• [WORK TO BE COMPLETED]:
Transcribe the records exactly. Pictures do not belong in the transcription.

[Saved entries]
****

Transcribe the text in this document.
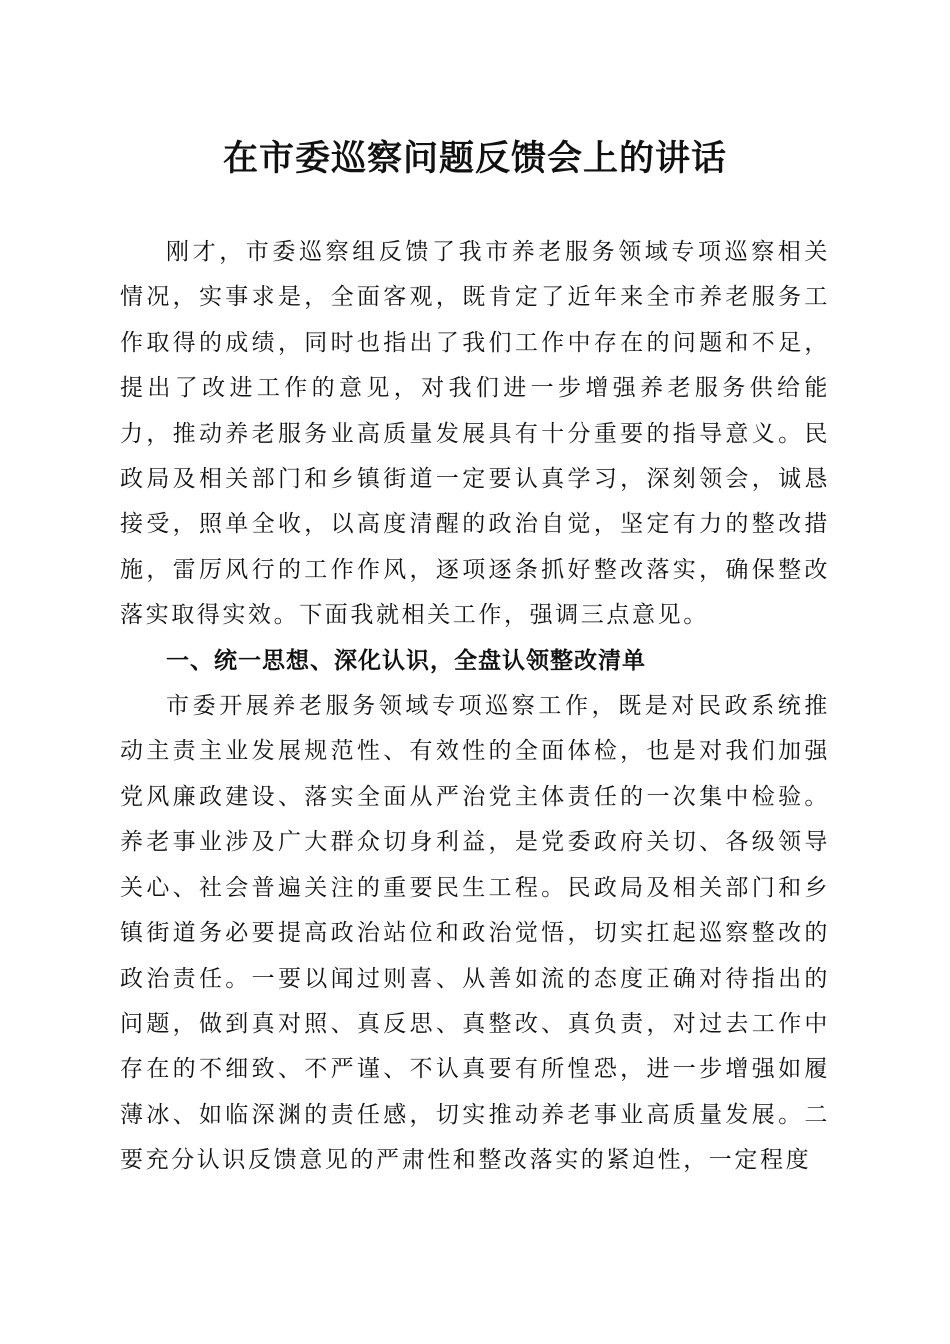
在市委巡察问题反馈会上的讲话

刚才，市委巡察组反馈了我市养老服务领域专项巡察相关情况，实事求是，全面客观，既肯定了近年来全市养老服务工作取得的成绩，同时也指出了我们工作中存在的问题和不足，提出了改进工作的意见，对我们进一步增强养老服务供给能力，推动养老服务业高质量发展具有十分重要的指导意义。民政局及相关部门和乡镇街道一定要认真学习，深刻领会，诚恳接受，照单全收，以高度清醒的政治自觉，坚定有力的整改措施，雷厉风行的工作作风，逐项逐条抓好整改落实，确保整改落实取得实效。下面我就相关工作，强调三点意见。

一、统一思想、深化认识，全盘认领整改清单

市委开展养老服务领域专项巡察工作，既是对民政系统推动主责主业发展规范性、有效性的全面体检，也是对我们加强党风廉政建设、落实全面从严治党主体责任的一次集中检验。养老事业涉及广大群众切身利益，是党委政府关切、各级领导关心、社会普遍关注的重要民生工程。民政局及相关部门和乡镇街道务必要提高政治站位和政治觉悟，切实扛起巡察整改的政治责任。一要以闻过则喜、从善如流的态度正确对待指出的问题，做到真对照、真反思、真整改、真负责，对过去工作中存在的不细致、不严谨、不认真要有所惶恐，进一步增强如履薄冰、如临深渊的责任感，切实推动养老事业高质量发展。二要充分认识反馈意见的严肃性和整改落实的紧迫性，一定程度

****

• [SOLUTION]:
Transcribe the text in this document.
在市委巡察问题反馈会上的讲话

刚才，市委巡察组反馈了我市养老服务领域专项巡察相关情况，实事求是，全面客观，既肯定了近年来全市养老服务工作取得的成绩，同时也指出了我们工作中存在的问题和不足，提出了改进工作的意见，对我们进一步增强养老服务供给能力，推动养老服务业高质量发展具有十分重要的指导意义。民政局及相关部门和乡镇街道一定要认真学习，深刻领会，诚恳接受，照单全收，以高度清醒的政治自觉，坚定有力的整改措施，雷厉风行的工作作风，逐项逐条抓好整改落实，确保整改落实取得实效。下面我就相关工作，强调三点意见。

一、统一思想、深化认识，全盘认领整改清单

市委开展养老服务领域专项巡察工作，既是对民政系统推动主责主业发展规范性、有效性的全面体检，也是对我们加强党风廉政建设、落实全面从严治党主体责任的一次集中检验。养老事业涉及广大群众切身利益，是党委政府关切、各级领导关心、社会普遍关注的重要民生工程。民政局及相关部门和乡镇街道务必要提高政治站位和政治觉悟，切实扛起巡察整改的政治责任。一要以闻过则喜、从善如流的态度正确对待指出的问题，做到真对照、真反思、真整改、真负责，对过去工作中存在的不细致、不严谨、不认真要有所惶恐，进一步增强如履薄冰、如临深渊的责任感，切实推动养老事业高质量发展。二要充分认识反馈意见的严肃性和整改落实的紧迫性，一定程度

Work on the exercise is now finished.